## Your goal
Return the lines where the word "JSON" occurs.

## Records from a collection of figures
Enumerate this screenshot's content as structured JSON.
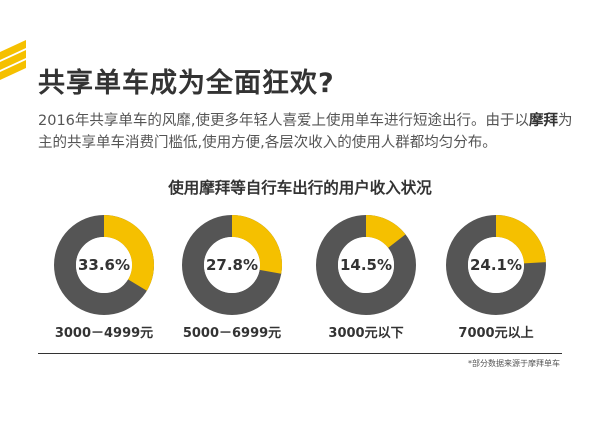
{
  "title": "共享单车成为全面狂欢?",
  "intro": {
    "line1": "2016年共享单车的风靡,使更多年轻人喜爱上使用单车进行短途出行。由于以",
    "bold_word": "摩拜",
    "line2_rest": "为主的共享单车消费门槛低,使用方便,各层次收入的使用人群都均匀分布。"
  },
  "source_note": "*部分数据来源于摩拜单车",
  "colors": {
    "accent": "#F5C000",
    "dark": "#555555",
    "text": "#333333"
  },
  "chart_data": {
    "type": "pie",
    "title": "使用摩拜等自行车出行的用户收入状况",
    "categories": [
      "3000－4999元",
      "5000－6999元",
      "3000元以下",
      "7000元以上"
    ],
    "values": [
      33.6,
      27.8,
      14.5,
      24.1
    ],
    "value_labels": [
      "33.6%",
      "27.8%",
      "14.5%",
      "24.1%"
    ],
    "unit": "%"
  }
}
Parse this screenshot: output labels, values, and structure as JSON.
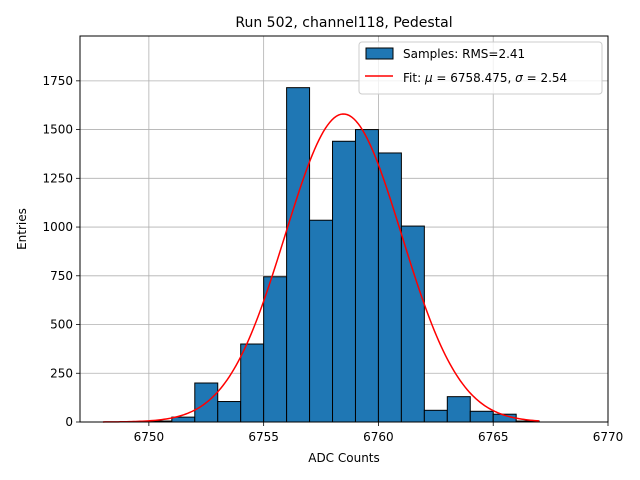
{
  "chart_data": {
    "type": "bar",
    "title": "Run 502, channel118, Pedestal",
    "xlabel": "ADC Counts",
    "ylabel": "Entries",
    "xlim": [
      6747,
      6770
    ],
    "ylim": [
      0,
      1980
    ],
    "grid": true,
    "legend_position": "top-right",
    "x_ticks": [
      6750,
      6755,
      6760,
      6765,
      6770
    ],
    "y_ticks": [
      0,
      250,
      500,
      750,
      1000,
      1250,
      1500,
      1750
    ],
    "histogram": {
      "name": "Samples: RMS=2.41",
      "color": "#1f77b4",
      "edge_color": "#000000",
      "bin_width": 1,
      "bins": [
        {
          "x": 6750,
          "count": 5
        },
        {
          "x": 6751,
          "count": 25
        },
        {
          "x": 6752,
          "count": 200
        },
        {
          "x": 6753,
          "count": 105
        },
        {
          "x": 6754,
          "count": 400
        },
        {
          "x": 6755,
          "count": 745
        },
        {
          "x": 6756,
          "count": 1715
        },
        {
          "x": 6757,
          "count": 1035
        },
        {
          "x": 6758,
          "count": 1440
        },
        {
          "x": 6759,
          "count": 1500
        },
        {
          "x": 6760,
          "count": 1380
        },
        {
          "x": 6761,
          "count": 1005
        },
        {
          "x": 6762,
          "count": 60
        },
        {
          "x": 6763,
          "count": 130
        },
        {
          "x": 6764,
          "count": 55
        },
        {
          "x": 6765,
          "count": 40
        },
        {
          "x": 6766,
          "count": 5
        }
      ]
    },
    "fit": {
      "name": "Fit: μ = 6758.475, σ = 2.54",
      "label_parts": [
        "Fit: ",
        "μ",
        " = 6758.475, ",
        "σ",
        " = 2.54"
      ],
      "color": "#ff0000",
      "mu": 6758.475,
      "sigma": 2.54,
      "amplitude": 1580,
      "x_range": [
        6748,
        6767
      ]
    }
  }
}
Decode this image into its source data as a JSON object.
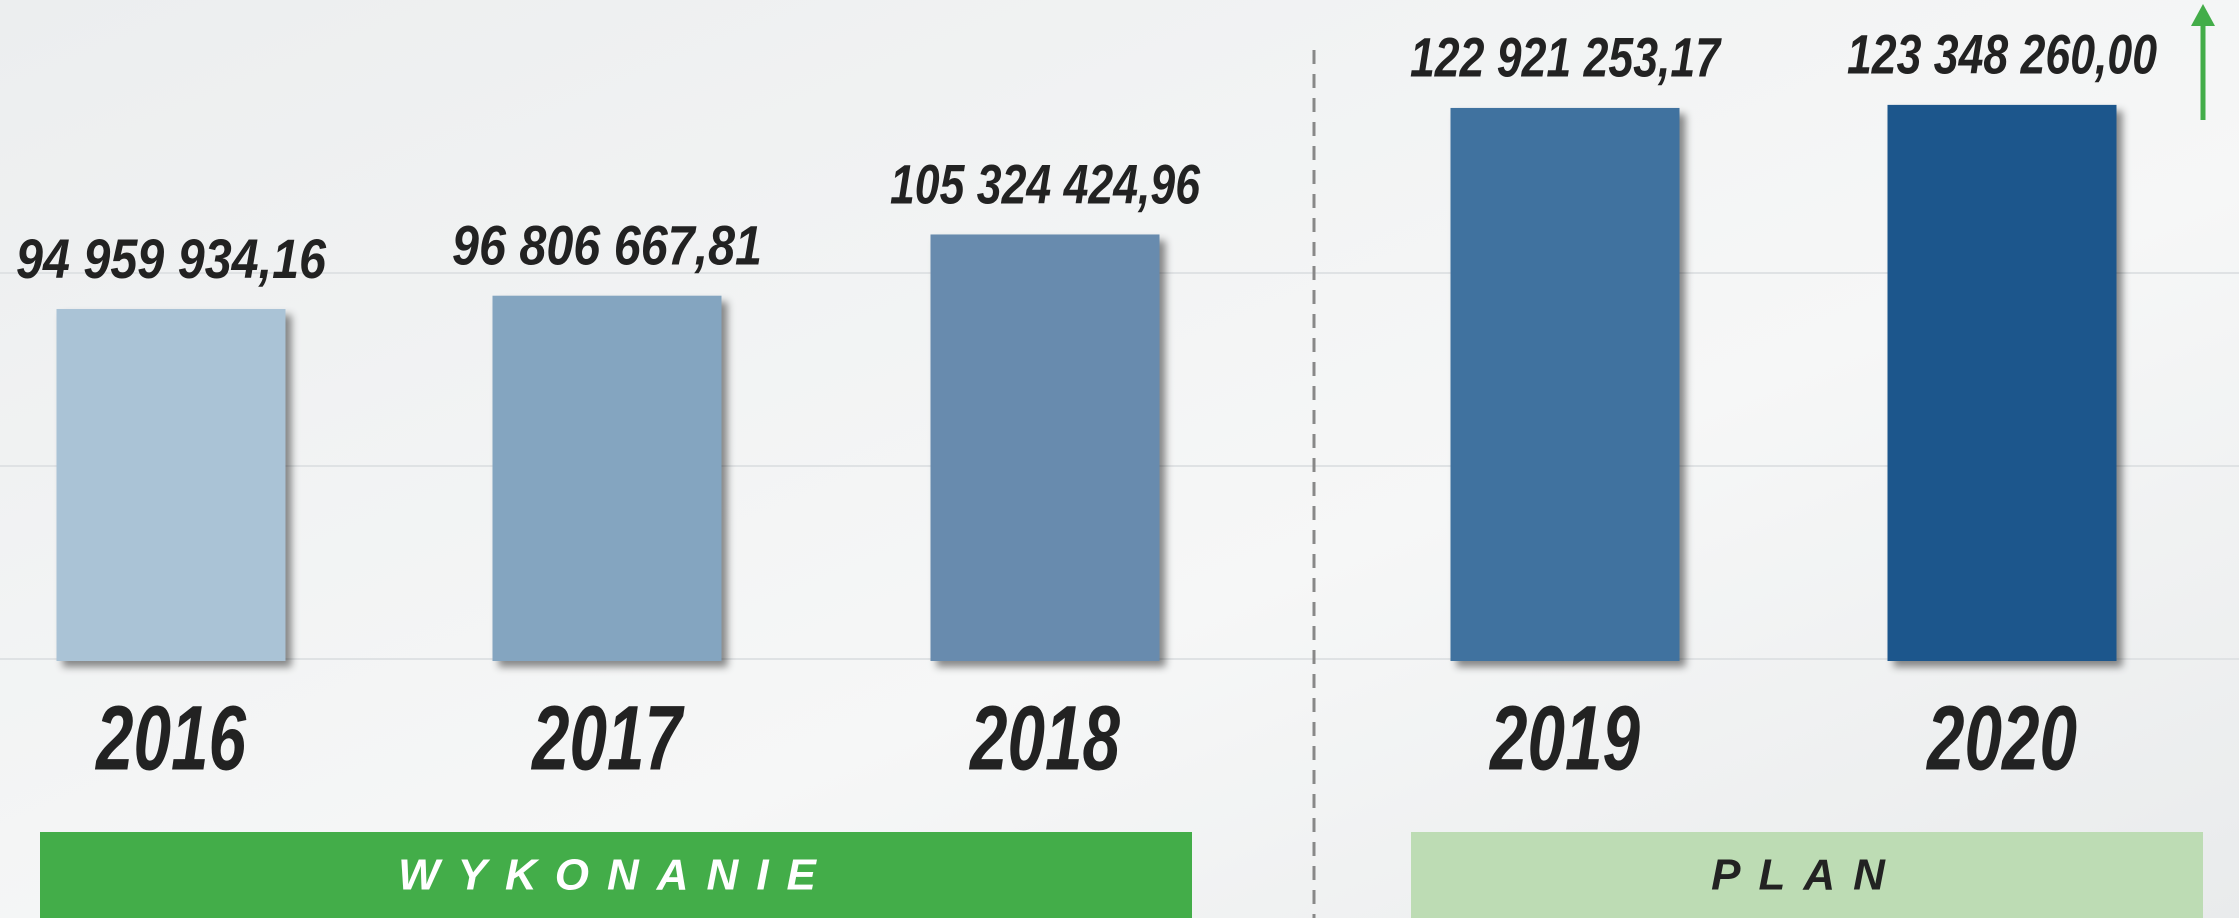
{
  "chart_data": {
    "type": "bar",
    "categories": [
      "2016",
      "2017",
      "2018",
      "2019",
      "2020"
    ],
    "values": [
      94959934.16,
      96806667.81,
      105324424.96,
      122921253.17,
      123348260.0
    ],
    "value_labels": [
      "94 959 934,16",
      "96 806 667,81",
      "105 324 424,96",
      "122 921 253,17",
      "123 348 260,00"
    ],
    "colors": [
      "#aac3d6",
      "#84a5c0",
      "#678bae",
      "#41729f",
      "#1a568c"
    ],
    "ylim": [
      46000000,
      125000000
    ],
    "groups": [
      {
        "label": "WYKONANIE",
        "color": "#43ad49",
        "text_color": "#ffffff"
      },
      {
        "label": "PLAN",
        "color": "#bddcb4",
        "text_color": "#222222"
      }
    ]
  }
}
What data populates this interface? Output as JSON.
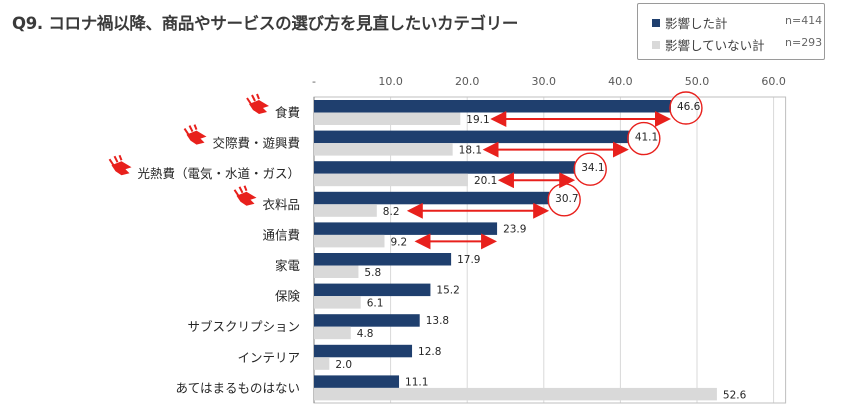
{
  "title": "Q9. コロナ禍以降、商品やサービスの選び方を見直したいカテゴリー",
  "legend": [
    {
      "label": "影響した計",
      "n": "n=414",
      "color": "#1f3f6e"
    },
    {
      "label": "影響していない計",
      "n": "n=293",
      "color": "#d9d9d9"
    }
  ],
  "chart_data": {
    "type": "bar",
    "orientation": "horizontal",
    "title": "Q9. コロナ禍以降、商品やサービスの選び方を見直したいカテゴリー",
    "categories": [
      "食費",
      "交際費・遊興費",
      "光熱費（電気・水道・ガス）",
      "衣料品",
      "通信費",
      "家電",
      "保険",
      "サブスクリプション",
      "インテリア",
      "あてはまるものはない"
    ],
    "series": [
      {
        "name": "影響した計",
        "values": [
          46.6,
          41.1,
          34.1,
          30.7,
          23.9,
          17.9,
          15.2,
          13.8,
          12.8,
          11.1
        ]
      },
      {
        "name": "影響していない計",
        "values": [
          19.1,
          18.1,
          20.1,
          8.2,
          9.2,
          5.8,
          6.1,
          4.8,
          2.0,
          52.6
        ]
      }
    ],
    "xlim": [
      0,
      60
    ],
    "x_ticks": [
      "-",
      "10.0",
      "20.0",
      "30.0",
      "40.0",
      "50.0",
      "60.0"
    ],
    "grid": true,
    "legend_position": "top-right",
    "highlighted_categories": [
      0,
      1,
      2,
      3
    ],
    "circled_values": [
      0,
      1,
      2,
      3
    ],
    "gap_arrows": [
      0,
      1,
      2,
      3,
      4
    ]
  }
}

## Worked answer
Enumerate this screenshot's content as structured JSON.
Parse this screenshot: output labels, values, and structure as JSON.
Decode this image into its source data as a JSON object.
What data populates this interface? Output as JSON.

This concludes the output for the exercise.